━━━ Исходный отрывок ━━━

Однако, если верить Тациту, Клавдий Цивилис не отличался благородным обликом, был слеп на один глаз, который потерял в битве, а во время принесения клятвы батавы «варварски пьянствовали». Рембрандт подошел к выполнению заказа со всей серьезностью: для начала отверг эскизы своего ученика, который первоначально должен был работать над картиной, но некстати умер, затем изучил труды Тацита. Композицию художник частично позаимствовал у «Тайной вечери» Леонардо, а саму сцену попытался изобразить так, как если бы ее увидел зритель, вошедший в ратушу.
Он усадил заговорщиков в большом и высоком зале с арками, открывающимися в лес, где проникающие в окна ветви и листья символизировали возрожденную свободу. На переднем плане к столу поднимались ступени, создавая впечатление, что по ним можно взойти и присоединиться к пирующим. Увы, но заказчики полотно не оценили. Вместо диких и свободных мятежников они увидели сборище разбойников, пьяниц и проходимцев. Работа была возвращена художнику, а он впоследствии сильно ее обрезал.

━━━ Листинг для задания ━━━

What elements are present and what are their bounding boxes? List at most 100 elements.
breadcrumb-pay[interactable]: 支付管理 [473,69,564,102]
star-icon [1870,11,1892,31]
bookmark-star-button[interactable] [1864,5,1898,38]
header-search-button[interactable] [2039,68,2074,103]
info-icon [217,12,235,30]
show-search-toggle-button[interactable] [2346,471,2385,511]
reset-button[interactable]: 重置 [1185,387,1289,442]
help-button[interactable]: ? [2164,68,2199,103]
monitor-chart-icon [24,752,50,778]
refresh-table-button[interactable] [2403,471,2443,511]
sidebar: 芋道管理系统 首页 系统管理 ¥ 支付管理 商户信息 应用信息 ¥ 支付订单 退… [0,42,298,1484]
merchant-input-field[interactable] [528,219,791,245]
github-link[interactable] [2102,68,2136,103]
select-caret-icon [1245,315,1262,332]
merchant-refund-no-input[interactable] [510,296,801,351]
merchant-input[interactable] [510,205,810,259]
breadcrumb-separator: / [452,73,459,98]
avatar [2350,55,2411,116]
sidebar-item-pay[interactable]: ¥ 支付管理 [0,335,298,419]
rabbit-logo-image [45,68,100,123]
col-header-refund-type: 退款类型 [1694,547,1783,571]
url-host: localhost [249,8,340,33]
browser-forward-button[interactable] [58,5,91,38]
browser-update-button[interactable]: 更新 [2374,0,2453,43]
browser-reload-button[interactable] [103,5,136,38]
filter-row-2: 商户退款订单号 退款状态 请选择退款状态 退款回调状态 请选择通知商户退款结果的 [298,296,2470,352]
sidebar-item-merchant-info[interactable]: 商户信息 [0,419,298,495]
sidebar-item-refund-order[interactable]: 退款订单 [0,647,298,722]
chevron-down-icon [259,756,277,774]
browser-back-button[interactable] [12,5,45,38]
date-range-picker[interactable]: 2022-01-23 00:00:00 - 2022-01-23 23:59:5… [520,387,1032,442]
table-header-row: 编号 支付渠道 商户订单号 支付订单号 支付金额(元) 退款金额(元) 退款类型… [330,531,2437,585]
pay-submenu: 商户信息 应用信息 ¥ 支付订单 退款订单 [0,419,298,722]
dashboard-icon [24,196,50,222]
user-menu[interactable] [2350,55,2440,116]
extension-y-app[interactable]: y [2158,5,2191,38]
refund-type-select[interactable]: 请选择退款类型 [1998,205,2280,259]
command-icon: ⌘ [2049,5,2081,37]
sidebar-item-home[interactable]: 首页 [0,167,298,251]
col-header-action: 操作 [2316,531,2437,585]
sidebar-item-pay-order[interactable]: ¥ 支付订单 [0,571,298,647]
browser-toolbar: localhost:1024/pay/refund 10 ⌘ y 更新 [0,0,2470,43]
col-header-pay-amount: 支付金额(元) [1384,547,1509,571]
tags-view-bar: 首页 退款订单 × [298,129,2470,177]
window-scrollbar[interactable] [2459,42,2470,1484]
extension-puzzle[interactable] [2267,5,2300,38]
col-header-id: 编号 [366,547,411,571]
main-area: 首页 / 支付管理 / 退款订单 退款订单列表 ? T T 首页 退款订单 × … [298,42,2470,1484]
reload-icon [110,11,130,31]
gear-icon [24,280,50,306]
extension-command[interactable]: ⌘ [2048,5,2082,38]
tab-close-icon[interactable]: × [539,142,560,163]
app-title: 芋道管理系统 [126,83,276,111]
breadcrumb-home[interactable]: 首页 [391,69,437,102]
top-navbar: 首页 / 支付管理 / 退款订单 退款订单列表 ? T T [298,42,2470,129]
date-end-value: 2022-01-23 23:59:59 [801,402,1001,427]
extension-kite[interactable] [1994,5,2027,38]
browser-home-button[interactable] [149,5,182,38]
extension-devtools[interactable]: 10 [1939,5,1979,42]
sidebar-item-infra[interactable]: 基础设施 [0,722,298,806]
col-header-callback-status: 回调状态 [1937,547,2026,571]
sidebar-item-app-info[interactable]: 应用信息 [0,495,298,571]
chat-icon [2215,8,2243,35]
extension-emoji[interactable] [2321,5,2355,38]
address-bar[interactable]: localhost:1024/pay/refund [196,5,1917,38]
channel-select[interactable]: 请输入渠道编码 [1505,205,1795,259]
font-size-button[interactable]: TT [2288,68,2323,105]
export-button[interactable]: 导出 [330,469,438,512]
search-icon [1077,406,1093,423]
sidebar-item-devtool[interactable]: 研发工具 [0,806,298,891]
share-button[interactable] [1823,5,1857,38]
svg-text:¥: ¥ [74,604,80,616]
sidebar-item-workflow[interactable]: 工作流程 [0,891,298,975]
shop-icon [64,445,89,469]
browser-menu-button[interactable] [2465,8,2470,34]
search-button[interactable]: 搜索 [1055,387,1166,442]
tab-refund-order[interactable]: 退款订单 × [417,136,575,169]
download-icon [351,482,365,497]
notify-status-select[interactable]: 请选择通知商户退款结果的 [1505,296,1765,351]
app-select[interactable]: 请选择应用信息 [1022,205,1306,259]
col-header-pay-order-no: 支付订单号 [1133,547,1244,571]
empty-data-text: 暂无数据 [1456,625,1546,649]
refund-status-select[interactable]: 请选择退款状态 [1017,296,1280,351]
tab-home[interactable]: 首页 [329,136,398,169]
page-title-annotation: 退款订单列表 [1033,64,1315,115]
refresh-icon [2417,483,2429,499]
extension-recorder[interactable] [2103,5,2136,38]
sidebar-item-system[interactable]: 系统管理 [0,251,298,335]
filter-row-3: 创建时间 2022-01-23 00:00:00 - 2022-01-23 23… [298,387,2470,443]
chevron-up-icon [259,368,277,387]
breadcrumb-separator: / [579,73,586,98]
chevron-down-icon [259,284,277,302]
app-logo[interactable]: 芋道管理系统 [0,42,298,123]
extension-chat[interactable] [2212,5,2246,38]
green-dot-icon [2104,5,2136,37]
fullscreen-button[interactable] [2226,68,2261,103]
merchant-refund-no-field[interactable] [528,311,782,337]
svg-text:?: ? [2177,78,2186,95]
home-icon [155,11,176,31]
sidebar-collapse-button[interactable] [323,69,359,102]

━━━

**Условия упражнения**
**A.** Повторите дословно часть отрывка о картине Рембрандта: начните со слов «Однако, если верить» и остановитесь после слов «вошедший в ратушу.».
**B.** Воспроизведите без изменений строки листинга от самого его начала до строки, где есть «monitor-chart-icon [24,752,50,778]», включая обе крайние строки.

**Ответы к заданиям**
**A.**
Однако, если верить Тациту, Клавдий Цивилис не отличался благородным обликом, был слеп на один глаз, который потерял в битве, а во время принесения клятвы батавы «варварски пьянствовали». Рембрандт подошел к выполнению заказа со всей серьезностью: для начала отверг эскизы своего ученика, который первоначально должен был работать над картиной, но некстати умер, затем изучил труды Тацита. Композицию художник частично позаимствовал у «Тайной вечери» Леонардо, а саму сцену попытался изобразить так, как если бы ее увидел зритель, вошедший в ратушу.

**B.**
What elements are present and what are their bounding boxes? List at most 100 elements.
breadcrumb-pay[interactable]: 支付管理 [473,69,564,102]
star-icon [1870,11,1892,31]
bookmark-star-button[interactable] [1864,5,1898,38]
header-search-button[interactable] [2039,68,2074,103]
info-icon [217,12,235,30]
show-search-toggle-button[interactable] [2346,471,2385,511]
reset-button[interactable]: 重置 [1185,387,1289,442]
help-button[interactable]: ? [2164,68,2199,103]
monitor-chart-icon [24,752,50,778]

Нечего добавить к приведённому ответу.